[Records contained in a dataset]
________________________________________
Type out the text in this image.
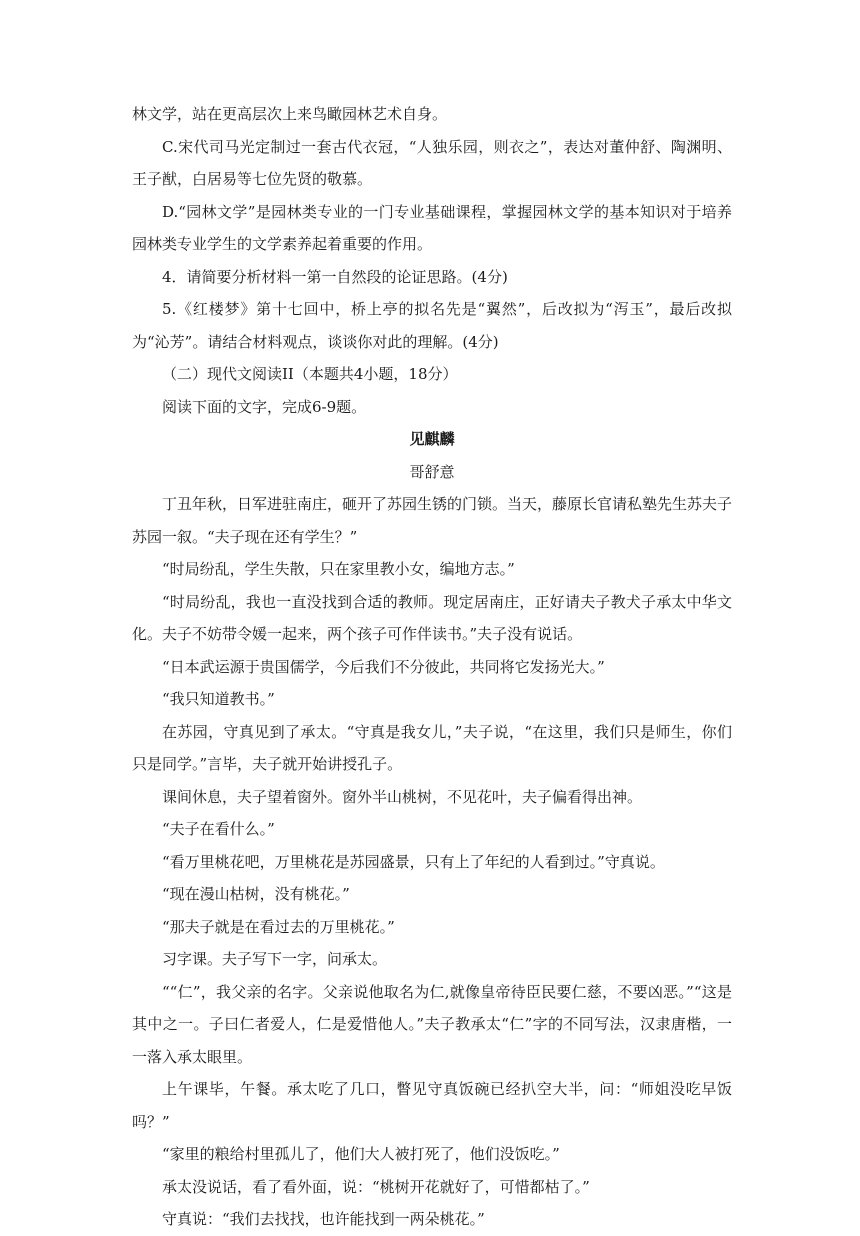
林文学，站在更高层次上来鸟瞰园林艺术自身。

C.宋代司马光定制过一套古代衣冠，“人独乐园，则衣之”，表达对董仲舒、陶渊明、王子猷，白居易等七位先贤的敬慕。

D.“园林文学”是园林类专业的一门专业基础课程，掌握园林文学的基本知识对于培养园林类专业学生的文学素养起着重要的作用。

4．请简要分析材料一第一自然段的论证思路。(4分)

5.《红楼梦》第十七回中，桥上亭的拟名先是“翼然”，后改拟为“泻玉”，最后改拟为“沁芳”。请结合材料观点，谈谈你对此的理解。(4分)

（二）现代文阅读II（本题共4小题，18分）

阅读下面的文字，完成6-9题。

见麒麟

哥舒意

丁丑年秋，日军进驻南庄，砸开了苏园生锈的门锁。当天，藤原长官请私塾先生苏夫子苏园一叙。“夫子现在还有学生？”

“时局纷乱，学生失散，只在家里教小女，编地方志。”

“时局纷乱，我也一直没找到合适的教师。现定居南庄，正好请夫子教犬子承太中华文化。夫子不妨带令媛一起来，两个孩子可作伴读书。”夫子没有说话。

“日本武运源于贵国儒学，今后我们不分彼此，共同将它发扬光大。”

“我只知道教书。”

在苏园，守真见到了承太。“守真是我女儿，”夫子说，“在这里，我们只是师生，你们只是同学。”言毕，夫子就开始讲授孔子。

课间休息，夫子望着窗外。窗外半山桃树，不见花叶，夫子偏看得出神。

“夫子在看什么。”

“看万里桃花吧，万里桃花是苏园盛景，只有上了年纪的人看到过。”守真说。

“现在漫山枯树，没有桃花。”

“那夫子就是在看过去的万里桃花。”

习字课。夫子写下一字，问承太。

““仁”，我父亲的名字。父亲说他取名为仁,就像皇帝待臣民要仁慈，不要凶恶。”“这是其中之一。子曰仁者爱人，仁是爱惜他人。”夫子教承太“仁”字的不同写法，汉隶唐楷，一一落入承太眼里。

上午课毕，午餐。承太吃了几口，瞥见守真饭碗已经扒空大半，问：“师姐没吃早饭吗？”

“家里的粮给村里孤儿了，他们大人被打死了，他们没饭吃。”

承太没说话，看了看外面，说：“桃树开花就好了，可惜都枯了。”

守真说：“我们去找找，也许能找到一两朵桃花。”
________________________________________
> [Exercise requirements]
Reproduce the records above exactly, leaving out every picture they contain.

> [Answer to this problem]
Type out the text in this image.
林文学，站在更高层次上来鸟瞰园林艺术自身。

C.宋代司马光定制过一套古代衣冠，“人独乐园，则衣之”，表达对董仲舒、陶渊明、王子猷，白居易等七位先贤的敬慕。

D.“园林文学”是园林类专业的一门专业基础课程，掌握园林文学的基本知识对于培养园林类专业学生的文学素养起着重要的作用。

4．请简要分析材料一第一自然段的论证思路。(4分)

5.《红楼梦》第十七回中，桥上亭的拟名先是“翼然”，后改拟为“泻玉”，最后改拟为“沁芳”。请结合材料观点，谈谈你对此的理解。(4分)

（二）现代文阅读II（本题共4小题，18分）

阅读下面的文字，完成6-9题。

见麒麟

哥舒意

丁丑年秋，日军进驻南庄，砸开了苏园生锈的门锁。当天，藤原长官请私塾先生苏夫子苏园一叙。“夫子现在还有学生？”

“时局纷乱，学生失散，只在家里教小女，编地方志。”

“时局纷乱，我也一直没找到合适的教师。现定居南庄，正好请夫子教犬子承太中华文化。夫子不妨带令媛一起来，两个孩子可作伴读书。”夫子没有说话。

“日本武运源于贵国儒学，今后我们不分彼此，共同将它发扬光大。”

“我只知道教书。”

在苏园，守真见到了承太。“守真是我女儿，”夫子说，“在这里，我们只是师生，你们只是同学。”言毕，夫子就开始讲授孔子。

课间休息，夫子望着窗外。窗外半山桃树，不见花叶，夫子偏看得出神。

“夫子在看什么。”

“看万里桃花吧，万里桃花是苏园盛景，只有上了年纪的人看到过。”守真说。

“现在漫山枯树，没有桃花。”

“那夫子就是在看过去的万里桃花。”

习字课。夫子写下一字，问承太。

““仁”，我父亲的名字。父亲说他取名为仁,就像皇帝待臣民要仁慈，不要凶恶。”“这是其中之一。子曰仁者爱人，仁是爱惜他人。”夫子教承太“仁”字的不同写法，汉隶唐楷，一一落入承太眼里。

上午课毕，午餐。承太吃了几口，瞥见守真饭碗已经扒空大半，问：“师姐没吃早饭吗？”

“家里的粮给村里孤儿了，他们大人被打死了，他们没饭吃。”

承太没说话，看了看外面，说：“桃树开花就好了，可惜都枯了。”

守真说：“我们去找找，也许能找到一两朵桃花。”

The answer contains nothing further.